• SHORT PROBLEM:
Copy out all the records exactly.

(Collected data)

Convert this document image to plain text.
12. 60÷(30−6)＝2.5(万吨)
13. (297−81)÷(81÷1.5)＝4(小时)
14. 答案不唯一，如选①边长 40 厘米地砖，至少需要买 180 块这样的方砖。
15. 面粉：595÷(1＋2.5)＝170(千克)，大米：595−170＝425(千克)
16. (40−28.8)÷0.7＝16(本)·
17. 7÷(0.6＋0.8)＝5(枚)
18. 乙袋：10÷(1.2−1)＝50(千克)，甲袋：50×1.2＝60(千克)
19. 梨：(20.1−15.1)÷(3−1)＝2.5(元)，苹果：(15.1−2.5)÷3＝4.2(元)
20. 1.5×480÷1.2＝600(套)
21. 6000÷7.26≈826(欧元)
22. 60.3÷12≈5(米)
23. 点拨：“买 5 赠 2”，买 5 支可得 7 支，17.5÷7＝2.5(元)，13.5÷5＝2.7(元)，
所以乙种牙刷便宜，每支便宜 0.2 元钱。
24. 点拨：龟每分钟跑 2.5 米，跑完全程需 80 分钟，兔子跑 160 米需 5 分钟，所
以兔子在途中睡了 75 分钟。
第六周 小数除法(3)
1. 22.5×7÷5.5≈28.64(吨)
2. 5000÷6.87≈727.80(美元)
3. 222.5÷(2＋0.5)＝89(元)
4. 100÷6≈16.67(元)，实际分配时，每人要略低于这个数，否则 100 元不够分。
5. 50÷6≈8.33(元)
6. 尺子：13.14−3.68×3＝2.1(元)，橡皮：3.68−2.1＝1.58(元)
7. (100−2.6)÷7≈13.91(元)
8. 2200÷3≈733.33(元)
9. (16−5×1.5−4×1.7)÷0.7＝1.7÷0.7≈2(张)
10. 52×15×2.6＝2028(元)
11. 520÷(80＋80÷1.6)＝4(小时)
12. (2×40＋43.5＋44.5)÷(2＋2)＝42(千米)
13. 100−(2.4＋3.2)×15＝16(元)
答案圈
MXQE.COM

• EXERCISE OUTPUT:
Convert this document image to plain text.
12. 60÷(30−6)＝2.5(万吨)
13. (297−81)÷(81÷1.5)＝4(小时)
14. 答案不唯一，如选①边长 40 厘米地砖，至少需要买 180 块这样的方砖。
15. 面粉：595÷(1＋2.5)＝170(千克)，大米：595−170＝425(千克)
16. (40−28.8)÷0.7＝16(本)·
17. 7÷(0.6＋0.8)＝5(枚)
18. 乙袋：10÷(1.2−1)＝50(千克)，甲袋：50×1.2＝60(千克)
19. 梨：(20.1−15.1)÷(3−1)＝2.5(元)，苹果：(15.1−2.5)÷3＝4.2(元)
20. 1.5×480÷1.2＝600(套)
21. 6000÷7.26≈826(欧元)
22. 60.3÷12≈5(米)
23. 点拨：“买 5 赠 2”，买 5 支可得 7 支，17.5÷7＝2.5(元)，13.5÷5＝2.7(元)，
所以乙种牙刷便宜，每支便宜 0.2 元钱。
24. 点拨：龟每分钟跑 2.5 米，跑完全程需 80 分钟，兔子跑 160 米需 5 分钟，所
以兔子在途中睡了 75 分钟。
第六周 小数除法(3)
1. 22.5×7÷5.5≈28.64(吨)
2. 5000÷6.87≈727.80(美元)
3. 222.5÷(2＋0.5)＝89(元)
4. 100÷6≈16.67(元)，实际分配时，每人要略低于这个数，否则 100 元不够分。
5. 50÷6≈8.33(元)
6. 尺子：13.14−3.68×3＝2.1(元)，橡皮：3.68−2.1＝1.58(元)
7. (100−2.6)÷7≈13.91(元)
8. 2200÷3≈733.33(元)
9. (16−5×1.5−4×1.7)÷0.7＝1.7÷0.7≈2(张)
10. 52×15×2.6＝2028(元)
11. 520÷(80＋80÷1.6)＝4(小时)
12. (2×40＋43.5＋44.5)÷(2＋2)＝42(千米)
13. 100−(2.4＋3.2)×15＝16(元)
答案圈
MXQE.COM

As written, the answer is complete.